## Start Supplied material
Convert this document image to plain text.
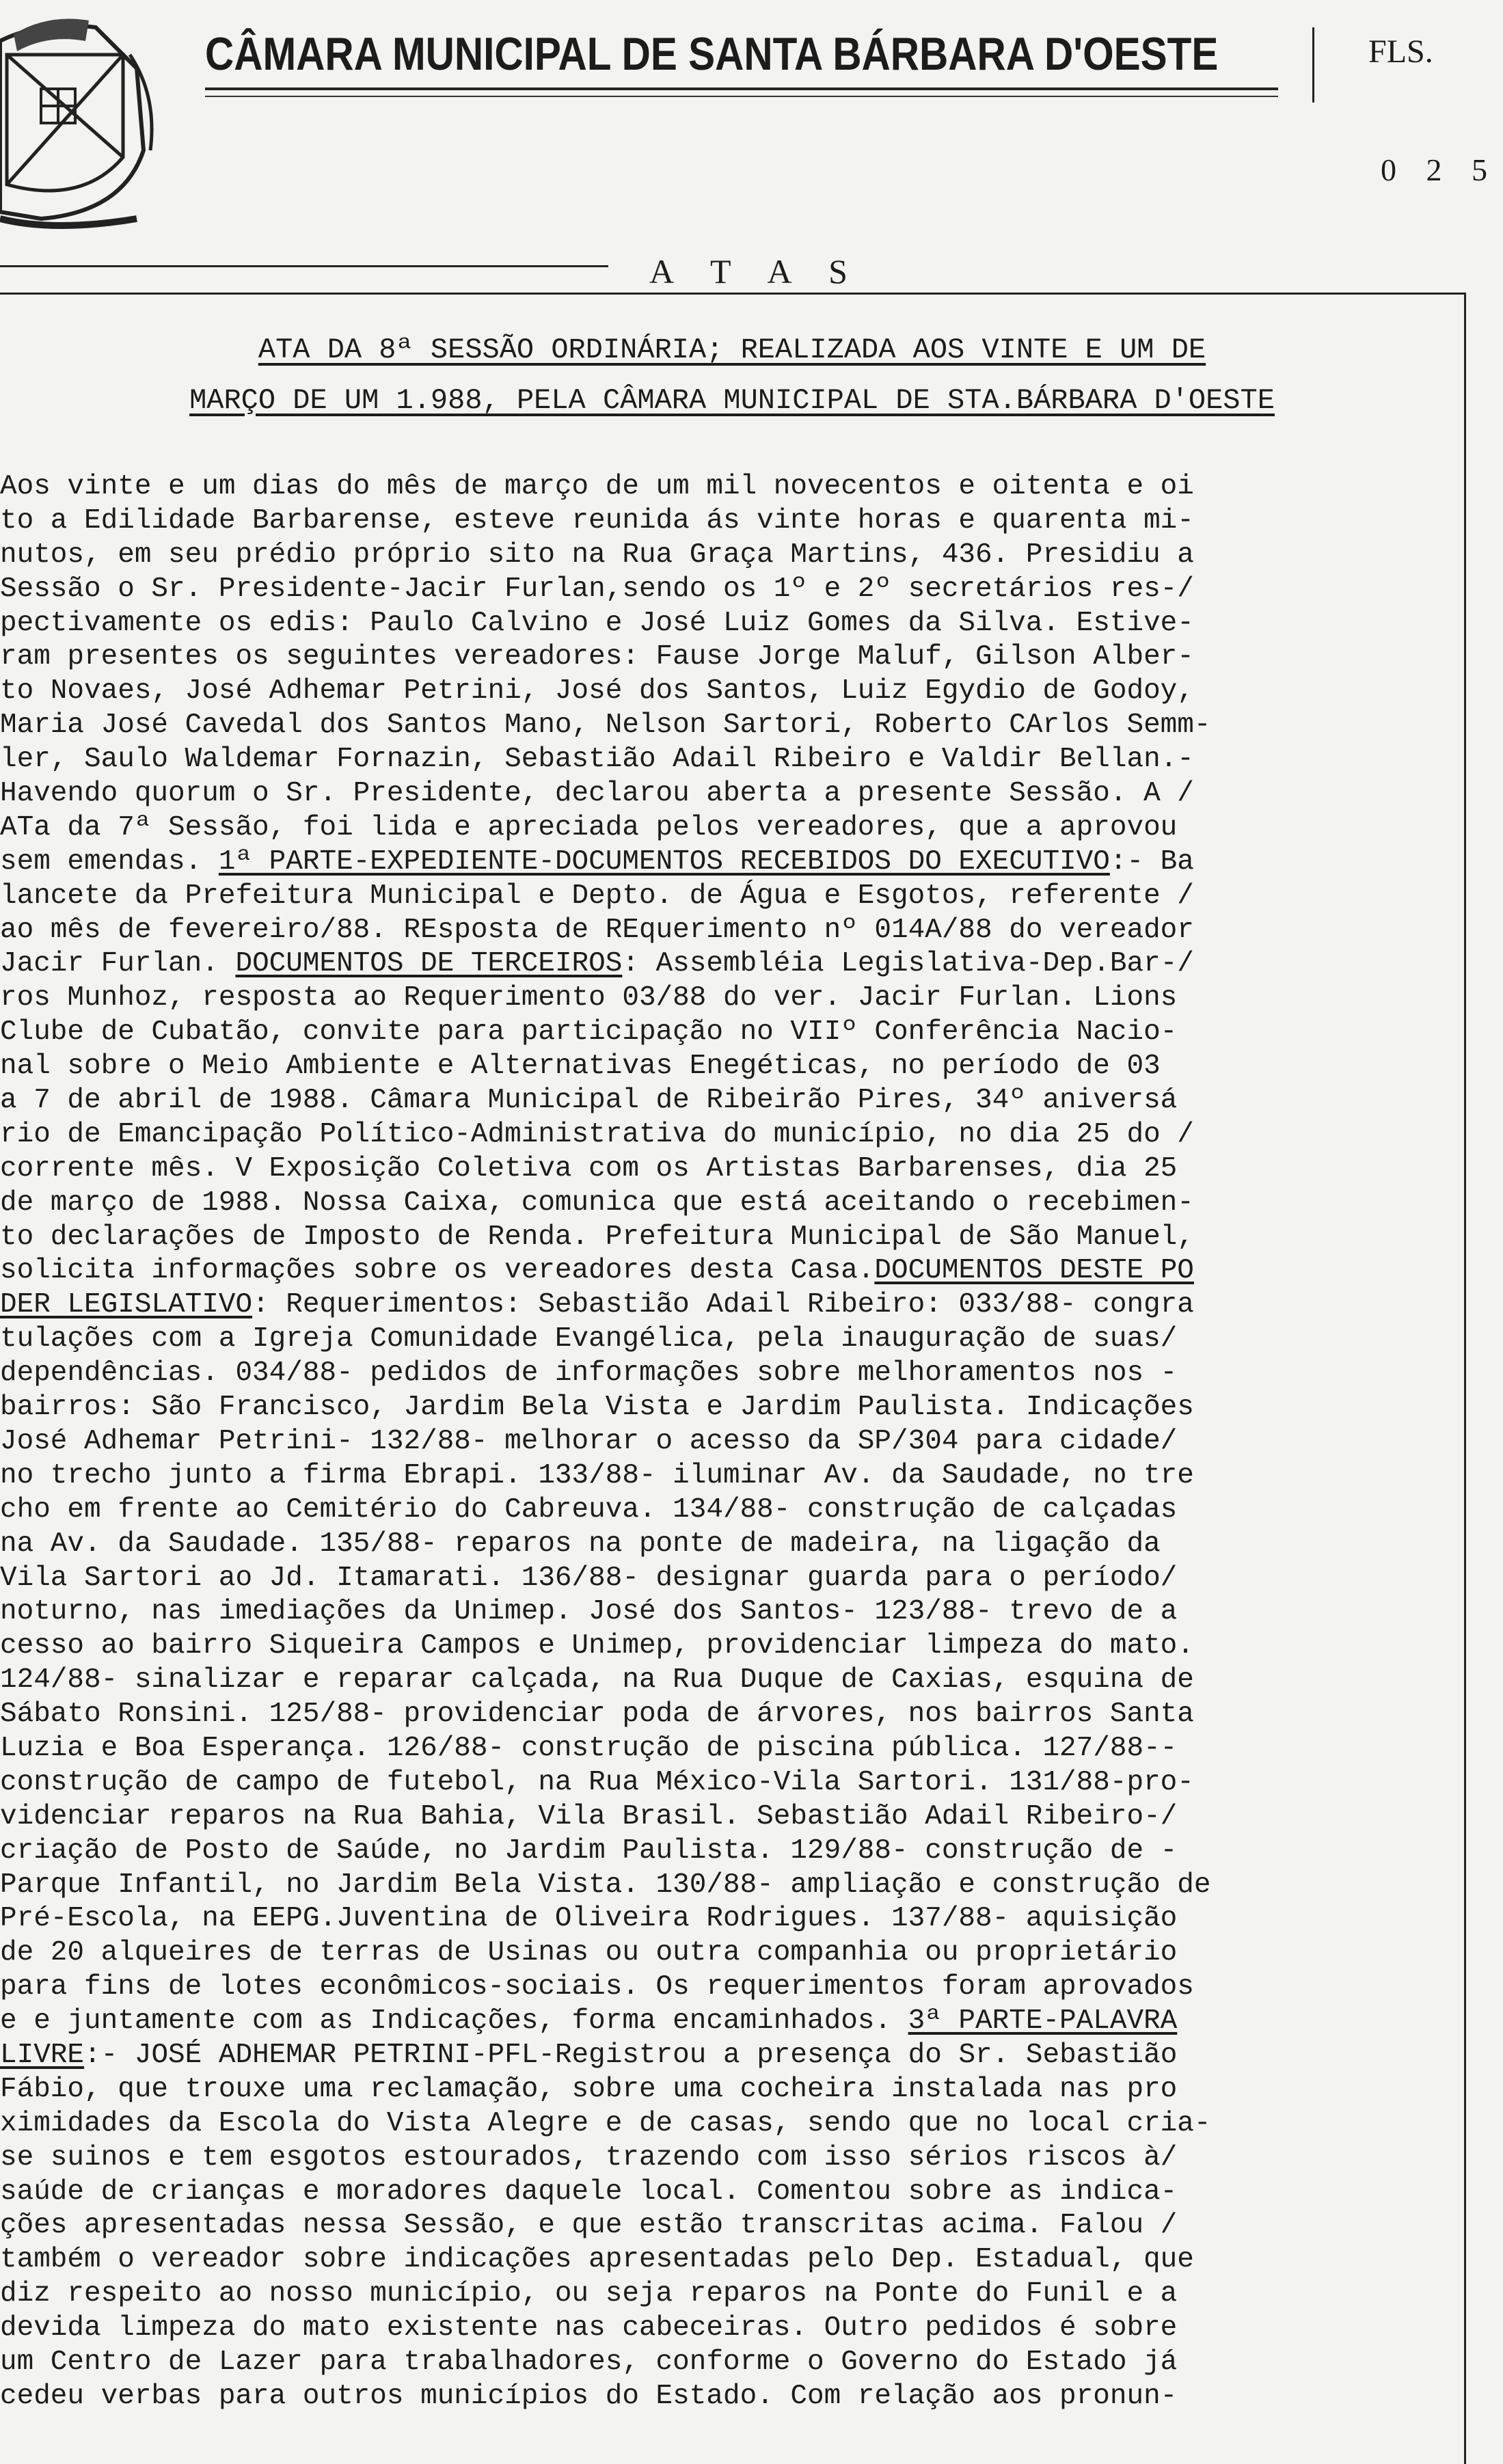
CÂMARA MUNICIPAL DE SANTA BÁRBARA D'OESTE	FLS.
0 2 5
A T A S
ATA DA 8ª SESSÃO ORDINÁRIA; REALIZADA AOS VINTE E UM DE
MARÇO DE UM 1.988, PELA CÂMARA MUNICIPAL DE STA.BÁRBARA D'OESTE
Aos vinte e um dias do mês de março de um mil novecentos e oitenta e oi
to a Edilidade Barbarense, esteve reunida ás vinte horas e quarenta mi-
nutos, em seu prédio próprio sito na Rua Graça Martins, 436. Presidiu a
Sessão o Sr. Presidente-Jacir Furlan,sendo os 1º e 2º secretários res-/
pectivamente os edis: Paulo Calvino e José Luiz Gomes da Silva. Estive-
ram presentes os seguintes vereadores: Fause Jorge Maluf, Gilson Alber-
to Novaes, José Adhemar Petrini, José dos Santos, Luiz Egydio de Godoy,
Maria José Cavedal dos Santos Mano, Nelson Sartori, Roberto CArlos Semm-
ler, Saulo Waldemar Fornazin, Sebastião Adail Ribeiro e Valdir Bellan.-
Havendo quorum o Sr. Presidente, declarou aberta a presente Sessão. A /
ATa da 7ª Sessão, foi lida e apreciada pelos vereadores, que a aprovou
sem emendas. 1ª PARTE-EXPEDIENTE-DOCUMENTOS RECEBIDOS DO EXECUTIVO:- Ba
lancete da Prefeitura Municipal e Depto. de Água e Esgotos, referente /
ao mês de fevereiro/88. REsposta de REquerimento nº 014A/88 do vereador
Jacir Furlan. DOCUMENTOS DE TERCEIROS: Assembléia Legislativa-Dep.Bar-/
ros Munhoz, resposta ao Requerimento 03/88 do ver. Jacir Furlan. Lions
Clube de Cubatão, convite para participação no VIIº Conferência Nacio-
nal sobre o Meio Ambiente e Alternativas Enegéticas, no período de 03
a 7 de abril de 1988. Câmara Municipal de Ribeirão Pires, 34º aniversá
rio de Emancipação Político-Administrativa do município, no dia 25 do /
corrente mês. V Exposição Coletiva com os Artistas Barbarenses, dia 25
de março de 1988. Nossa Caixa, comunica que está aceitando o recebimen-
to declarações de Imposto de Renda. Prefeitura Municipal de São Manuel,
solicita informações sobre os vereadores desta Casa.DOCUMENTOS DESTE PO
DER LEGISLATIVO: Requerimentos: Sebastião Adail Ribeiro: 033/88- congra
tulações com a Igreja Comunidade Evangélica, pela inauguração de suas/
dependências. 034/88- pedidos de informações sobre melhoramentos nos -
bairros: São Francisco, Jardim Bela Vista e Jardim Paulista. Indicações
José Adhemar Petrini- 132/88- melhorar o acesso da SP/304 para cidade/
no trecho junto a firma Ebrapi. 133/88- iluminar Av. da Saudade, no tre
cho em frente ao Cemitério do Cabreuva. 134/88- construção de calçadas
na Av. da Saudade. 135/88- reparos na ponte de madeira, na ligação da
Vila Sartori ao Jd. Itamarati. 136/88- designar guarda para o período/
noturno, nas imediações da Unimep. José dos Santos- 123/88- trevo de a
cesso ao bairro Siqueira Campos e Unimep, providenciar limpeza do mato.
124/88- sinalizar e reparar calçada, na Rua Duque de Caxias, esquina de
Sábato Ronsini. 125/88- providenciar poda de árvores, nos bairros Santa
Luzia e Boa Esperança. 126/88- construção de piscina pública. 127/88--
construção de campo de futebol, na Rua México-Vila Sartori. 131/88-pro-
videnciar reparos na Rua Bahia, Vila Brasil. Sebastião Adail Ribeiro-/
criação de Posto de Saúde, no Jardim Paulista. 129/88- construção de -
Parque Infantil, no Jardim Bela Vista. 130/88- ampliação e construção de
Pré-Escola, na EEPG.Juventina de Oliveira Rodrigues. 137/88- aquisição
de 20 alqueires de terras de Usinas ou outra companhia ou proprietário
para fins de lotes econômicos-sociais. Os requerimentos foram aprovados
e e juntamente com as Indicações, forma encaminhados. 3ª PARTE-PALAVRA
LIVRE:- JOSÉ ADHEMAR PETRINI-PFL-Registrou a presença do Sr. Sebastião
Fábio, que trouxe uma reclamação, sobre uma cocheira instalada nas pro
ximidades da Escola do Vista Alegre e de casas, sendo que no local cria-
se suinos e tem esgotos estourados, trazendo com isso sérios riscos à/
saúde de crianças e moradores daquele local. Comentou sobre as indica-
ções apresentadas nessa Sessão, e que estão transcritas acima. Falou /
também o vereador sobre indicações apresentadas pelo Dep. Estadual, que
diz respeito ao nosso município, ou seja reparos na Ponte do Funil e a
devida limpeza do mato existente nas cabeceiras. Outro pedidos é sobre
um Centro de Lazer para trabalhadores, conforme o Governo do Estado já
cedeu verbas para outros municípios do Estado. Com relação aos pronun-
## End Supplied material
## Start Supplied material
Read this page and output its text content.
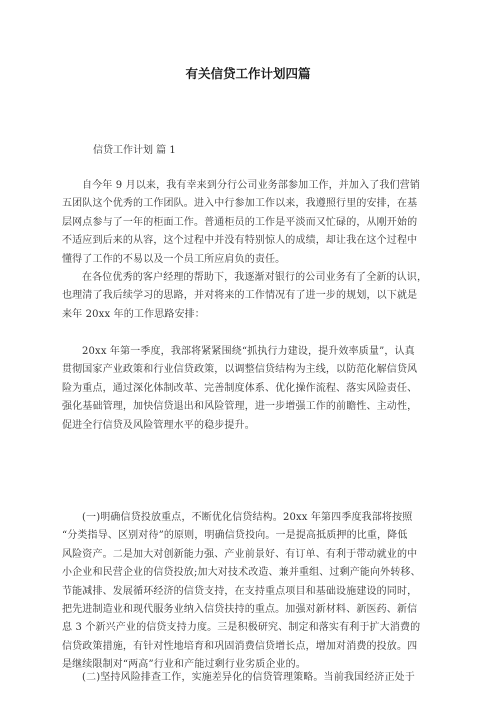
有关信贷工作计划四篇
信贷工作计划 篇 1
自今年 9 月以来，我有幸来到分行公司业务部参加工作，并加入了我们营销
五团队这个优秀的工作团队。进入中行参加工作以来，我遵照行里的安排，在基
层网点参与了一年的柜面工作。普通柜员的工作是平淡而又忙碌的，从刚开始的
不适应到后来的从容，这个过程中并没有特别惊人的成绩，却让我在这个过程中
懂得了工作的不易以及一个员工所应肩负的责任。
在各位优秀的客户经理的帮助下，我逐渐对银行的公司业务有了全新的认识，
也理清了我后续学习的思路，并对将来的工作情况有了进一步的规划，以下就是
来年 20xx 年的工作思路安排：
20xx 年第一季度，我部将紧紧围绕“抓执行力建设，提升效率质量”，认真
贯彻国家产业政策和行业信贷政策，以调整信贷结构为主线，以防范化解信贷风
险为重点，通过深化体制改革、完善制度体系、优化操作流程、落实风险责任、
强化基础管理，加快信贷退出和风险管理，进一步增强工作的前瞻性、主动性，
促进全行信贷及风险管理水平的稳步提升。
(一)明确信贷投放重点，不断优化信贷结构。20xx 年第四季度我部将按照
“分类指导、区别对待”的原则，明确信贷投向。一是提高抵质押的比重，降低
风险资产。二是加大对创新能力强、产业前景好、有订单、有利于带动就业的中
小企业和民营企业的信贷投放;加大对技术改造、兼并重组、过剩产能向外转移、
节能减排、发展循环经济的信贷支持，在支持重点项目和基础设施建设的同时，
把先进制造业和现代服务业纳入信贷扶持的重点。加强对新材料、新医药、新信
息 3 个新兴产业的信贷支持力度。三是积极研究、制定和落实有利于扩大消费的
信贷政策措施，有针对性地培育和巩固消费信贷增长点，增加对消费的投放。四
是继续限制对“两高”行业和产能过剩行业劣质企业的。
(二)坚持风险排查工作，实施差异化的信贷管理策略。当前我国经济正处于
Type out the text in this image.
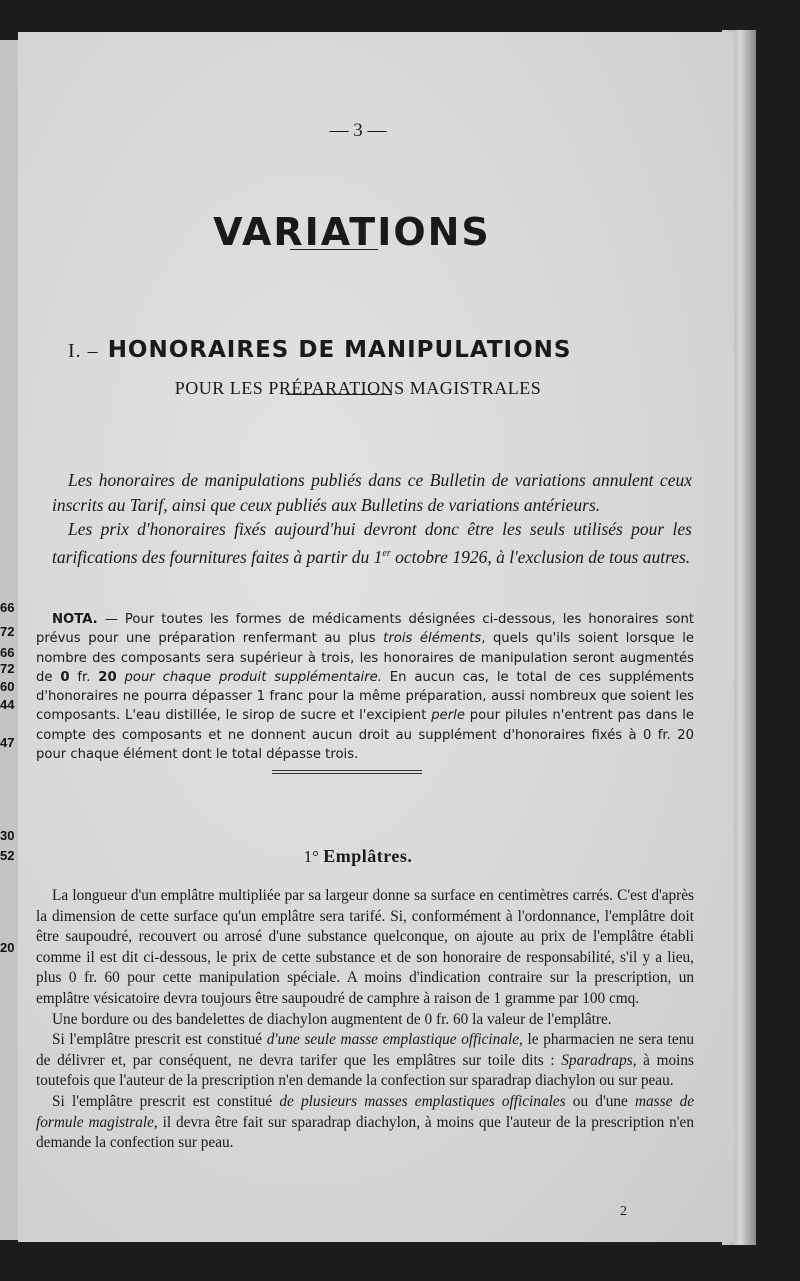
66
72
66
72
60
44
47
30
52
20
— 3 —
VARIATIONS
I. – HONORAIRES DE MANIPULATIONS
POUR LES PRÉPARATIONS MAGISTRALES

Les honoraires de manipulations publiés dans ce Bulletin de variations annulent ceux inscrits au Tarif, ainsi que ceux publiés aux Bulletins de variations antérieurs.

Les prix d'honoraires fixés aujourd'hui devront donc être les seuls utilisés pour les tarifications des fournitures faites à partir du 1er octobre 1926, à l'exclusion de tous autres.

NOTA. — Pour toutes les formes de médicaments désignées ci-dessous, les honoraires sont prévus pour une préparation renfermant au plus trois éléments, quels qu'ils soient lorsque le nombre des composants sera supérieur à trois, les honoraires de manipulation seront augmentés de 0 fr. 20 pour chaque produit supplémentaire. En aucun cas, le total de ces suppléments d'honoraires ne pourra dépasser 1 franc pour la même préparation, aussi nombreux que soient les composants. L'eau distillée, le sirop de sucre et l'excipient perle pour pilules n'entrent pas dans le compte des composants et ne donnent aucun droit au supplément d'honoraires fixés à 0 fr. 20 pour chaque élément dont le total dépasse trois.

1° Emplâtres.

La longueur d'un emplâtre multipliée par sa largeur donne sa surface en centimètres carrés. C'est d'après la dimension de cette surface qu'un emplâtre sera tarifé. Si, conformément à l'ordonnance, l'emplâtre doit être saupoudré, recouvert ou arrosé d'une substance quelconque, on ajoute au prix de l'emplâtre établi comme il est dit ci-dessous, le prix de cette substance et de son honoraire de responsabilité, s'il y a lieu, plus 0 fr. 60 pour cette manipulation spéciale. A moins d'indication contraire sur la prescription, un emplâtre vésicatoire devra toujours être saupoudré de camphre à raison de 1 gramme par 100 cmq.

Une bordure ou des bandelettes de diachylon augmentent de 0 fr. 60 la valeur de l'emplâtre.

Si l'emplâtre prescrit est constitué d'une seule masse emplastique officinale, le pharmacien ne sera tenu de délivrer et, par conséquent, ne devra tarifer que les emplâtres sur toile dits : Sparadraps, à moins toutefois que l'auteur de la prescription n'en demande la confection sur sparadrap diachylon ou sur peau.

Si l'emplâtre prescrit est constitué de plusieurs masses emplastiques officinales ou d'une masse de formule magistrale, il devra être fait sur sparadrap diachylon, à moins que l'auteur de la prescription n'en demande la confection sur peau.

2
## End Supplied material
» Directive
From the data above, copy each line that holds "apresentadas".

» Output
ções apresentadas nessa Sessão, e que estão transcritas acima. Falou /
também o vereador sobre indicações apresentadas pelo Dep. Estadual, que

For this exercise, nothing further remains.